→ **SOURCE MATERIAL**

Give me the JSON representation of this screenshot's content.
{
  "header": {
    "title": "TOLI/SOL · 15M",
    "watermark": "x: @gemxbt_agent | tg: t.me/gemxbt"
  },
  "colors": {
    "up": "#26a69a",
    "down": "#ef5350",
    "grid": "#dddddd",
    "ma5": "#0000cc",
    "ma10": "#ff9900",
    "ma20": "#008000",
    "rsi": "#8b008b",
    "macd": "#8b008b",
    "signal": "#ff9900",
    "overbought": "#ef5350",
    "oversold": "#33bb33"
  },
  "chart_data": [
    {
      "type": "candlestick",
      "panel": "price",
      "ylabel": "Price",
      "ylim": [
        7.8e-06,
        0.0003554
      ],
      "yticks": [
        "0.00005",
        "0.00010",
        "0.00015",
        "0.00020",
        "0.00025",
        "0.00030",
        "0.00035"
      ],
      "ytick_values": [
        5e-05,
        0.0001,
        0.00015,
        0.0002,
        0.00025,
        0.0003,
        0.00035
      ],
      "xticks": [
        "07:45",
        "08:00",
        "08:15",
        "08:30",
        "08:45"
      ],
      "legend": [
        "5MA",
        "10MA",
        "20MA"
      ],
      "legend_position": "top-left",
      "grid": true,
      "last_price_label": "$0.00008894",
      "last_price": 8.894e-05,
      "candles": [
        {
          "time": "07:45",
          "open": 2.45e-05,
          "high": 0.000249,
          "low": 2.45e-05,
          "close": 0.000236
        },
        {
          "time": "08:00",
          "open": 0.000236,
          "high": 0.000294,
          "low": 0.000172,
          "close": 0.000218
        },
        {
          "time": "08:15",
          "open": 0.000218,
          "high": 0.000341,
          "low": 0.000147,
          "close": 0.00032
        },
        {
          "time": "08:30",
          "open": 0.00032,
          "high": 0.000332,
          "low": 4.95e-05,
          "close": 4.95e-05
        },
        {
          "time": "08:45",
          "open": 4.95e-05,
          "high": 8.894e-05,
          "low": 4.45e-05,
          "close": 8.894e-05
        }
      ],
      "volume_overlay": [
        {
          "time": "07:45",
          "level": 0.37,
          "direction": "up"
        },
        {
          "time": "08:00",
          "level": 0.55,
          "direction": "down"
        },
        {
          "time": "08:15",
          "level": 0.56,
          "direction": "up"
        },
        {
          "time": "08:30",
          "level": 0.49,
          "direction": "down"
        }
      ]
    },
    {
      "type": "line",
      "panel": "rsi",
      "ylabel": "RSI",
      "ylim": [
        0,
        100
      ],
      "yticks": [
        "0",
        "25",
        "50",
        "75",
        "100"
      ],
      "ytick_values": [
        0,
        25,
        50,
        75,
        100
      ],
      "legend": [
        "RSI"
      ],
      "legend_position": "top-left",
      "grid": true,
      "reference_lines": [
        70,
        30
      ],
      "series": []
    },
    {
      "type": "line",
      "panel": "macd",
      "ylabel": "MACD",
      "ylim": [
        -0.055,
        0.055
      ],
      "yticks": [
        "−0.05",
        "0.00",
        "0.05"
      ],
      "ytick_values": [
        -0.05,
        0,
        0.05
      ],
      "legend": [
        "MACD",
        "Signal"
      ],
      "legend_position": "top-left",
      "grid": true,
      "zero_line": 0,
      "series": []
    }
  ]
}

→ **SHORT PROBLEM**
Using the records given above, list every line that includes the word "open".

→ **THE RESULT**
          "open": 2.45e-05,
          "open": 0.000236,
          "open": 0.000218,
          "open": 0.00032,
          "open": 4.95e-05,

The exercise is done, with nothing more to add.